Stored entries:
####

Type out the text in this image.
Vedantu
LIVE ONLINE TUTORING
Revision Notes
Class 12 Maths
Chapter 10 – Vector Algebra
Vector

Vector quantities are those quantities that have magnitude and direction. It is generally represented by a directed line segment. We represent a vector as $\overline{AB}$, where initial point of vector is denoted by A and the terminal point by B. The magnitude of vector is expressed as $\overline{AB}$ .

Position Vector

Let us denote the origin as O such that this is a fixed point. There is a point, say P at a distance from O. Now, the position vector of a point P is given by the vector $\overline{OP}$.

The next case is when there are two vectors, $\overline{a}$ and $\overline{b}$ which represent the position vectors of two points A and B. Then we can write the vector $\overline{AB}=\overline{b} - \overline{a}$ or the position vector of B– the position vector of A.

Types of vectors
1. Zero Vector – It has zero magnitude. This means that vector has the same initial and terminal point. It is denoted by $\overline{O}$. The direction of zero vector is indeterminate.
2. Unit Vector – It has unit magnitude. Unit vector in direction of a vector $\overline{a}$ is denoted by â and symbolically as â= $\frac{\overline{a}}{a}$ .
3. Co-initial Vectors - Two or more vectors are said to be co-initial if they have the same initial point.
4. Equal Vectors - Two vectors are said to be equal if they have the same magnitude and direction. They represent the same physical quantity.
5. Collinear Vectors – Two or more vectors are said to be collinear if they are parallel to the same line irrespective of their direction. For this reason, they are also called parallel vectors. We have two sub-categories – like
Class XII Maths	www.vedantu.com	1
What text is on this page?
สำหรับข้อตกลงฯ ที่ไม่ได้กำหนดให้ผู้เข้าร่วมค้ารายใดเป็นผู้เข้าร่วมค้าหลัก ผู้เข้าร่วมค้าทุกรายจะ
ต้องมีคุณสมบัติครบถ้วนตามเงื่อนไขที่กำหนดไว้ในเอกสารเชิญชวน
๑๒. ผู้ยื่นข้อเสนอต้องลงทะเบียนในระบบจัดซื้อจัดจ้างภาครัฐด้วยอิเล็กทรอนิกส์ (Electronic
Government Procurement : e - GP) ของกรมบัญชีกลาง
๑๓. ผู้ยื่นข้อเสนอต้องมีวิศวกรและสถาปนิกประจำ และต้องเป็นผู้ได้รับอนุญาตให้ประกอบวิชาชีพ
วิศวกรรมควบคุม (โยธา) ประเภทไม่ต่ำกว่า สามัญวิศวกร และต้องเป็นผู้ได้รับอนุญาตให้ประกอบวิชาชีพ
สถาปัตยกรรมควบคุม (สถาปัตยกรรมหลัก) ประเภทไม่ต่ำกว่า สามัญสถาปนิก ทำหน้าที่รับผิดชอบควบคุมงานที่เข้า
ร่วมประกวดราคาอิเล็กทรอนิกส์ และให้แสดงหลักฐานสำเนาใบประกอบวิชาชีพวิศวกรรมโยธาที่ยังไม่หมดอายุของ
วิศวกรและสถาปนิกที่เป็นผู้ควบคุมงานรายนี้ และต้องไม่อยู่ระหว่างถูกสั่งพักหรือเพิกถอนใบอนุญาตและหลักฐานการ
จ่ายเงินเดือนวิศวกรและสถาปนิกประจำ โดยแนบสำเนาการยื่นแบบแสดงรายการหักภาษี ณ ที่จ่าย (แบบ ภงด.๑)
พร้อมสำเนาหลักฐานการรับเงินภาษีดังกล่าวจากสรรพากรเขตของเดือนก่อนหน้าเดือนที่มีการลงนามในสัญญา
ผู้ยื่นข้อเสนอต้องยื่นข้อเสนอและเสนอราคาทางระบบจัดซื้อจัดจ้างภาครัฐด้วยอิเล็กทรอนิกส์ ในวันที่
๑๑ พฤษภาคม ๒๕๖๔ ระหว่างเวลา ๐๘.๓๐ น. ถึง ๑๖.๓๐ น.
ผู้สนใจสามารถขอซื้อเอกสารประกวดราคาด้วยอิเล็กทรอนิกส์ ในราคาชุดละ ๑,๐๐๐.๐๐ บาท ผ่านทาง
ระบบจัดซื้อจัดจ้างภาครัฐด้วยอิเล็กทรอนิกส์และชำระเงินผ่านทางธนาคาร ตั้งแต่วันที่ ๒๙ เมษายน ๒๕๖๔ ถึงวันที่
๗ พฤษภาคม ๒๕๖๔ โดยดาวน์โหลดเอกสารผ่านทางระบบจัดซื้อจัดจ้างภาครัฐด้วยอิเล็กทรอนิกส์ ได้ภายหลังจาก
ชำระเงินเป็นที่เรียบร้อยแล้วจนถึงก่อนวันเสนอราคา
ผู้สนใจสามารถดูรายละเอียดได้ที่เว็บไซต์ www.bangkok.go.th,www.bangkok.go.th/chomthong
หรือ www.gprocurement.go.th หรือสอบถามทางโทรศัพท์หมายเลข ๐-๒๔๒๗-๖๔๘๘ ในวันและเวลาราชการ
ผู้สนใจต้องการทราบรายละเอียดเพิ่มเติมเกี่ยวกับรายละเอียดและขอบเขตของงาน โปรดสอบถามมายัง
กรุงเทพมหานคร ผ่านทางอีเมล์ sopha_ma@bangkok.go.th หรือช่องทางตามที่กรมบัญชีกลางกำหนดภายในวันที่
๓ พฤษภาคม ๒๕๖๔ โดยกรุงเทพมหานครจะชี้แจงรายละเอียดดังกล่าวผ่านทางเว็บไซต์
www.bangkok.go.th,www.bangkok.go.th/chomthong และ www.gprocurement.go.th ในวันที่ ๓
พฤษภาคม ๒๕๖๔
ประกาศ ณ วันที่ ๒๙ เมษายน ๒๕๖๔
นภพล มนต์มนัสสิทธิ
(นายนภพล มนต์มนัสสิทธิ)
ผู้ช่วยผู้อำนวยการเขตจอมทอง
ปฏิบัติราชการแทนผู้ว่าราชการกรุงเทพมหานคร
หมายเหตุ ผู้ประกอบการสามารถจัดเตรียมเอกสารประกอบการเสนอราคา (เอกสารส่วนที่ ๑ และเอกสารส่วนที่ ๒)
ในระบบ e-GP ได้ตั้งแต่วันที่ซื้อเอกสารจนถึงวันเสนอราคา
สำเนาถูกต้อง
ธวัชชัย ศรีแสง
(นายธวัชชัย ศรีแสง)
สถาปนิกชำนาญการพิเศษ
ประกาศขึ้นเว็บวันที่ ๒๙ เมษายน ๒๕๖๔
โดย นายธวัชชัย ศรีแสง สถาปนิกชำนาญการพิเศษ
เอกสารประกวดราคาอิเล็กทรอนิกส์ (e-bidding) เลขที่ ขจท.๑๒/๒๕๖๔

####

> _Task brief_:
Using the listing above, locate the lines that hold "บไซต" and copy each one.

> _Correct result_:
ผู้สนใจสามารถดูรายละเอียดได้ที่เว็บไซต์ www.bangkok.go.th,www.bangkok.go.th/chomthong
๓ พฤษภาคม ๒๕๖๔ โดยกรุงเทพมหานครจะชี้แจงรายละเอียดดังกล่าวผ่านทางเว็บไซต์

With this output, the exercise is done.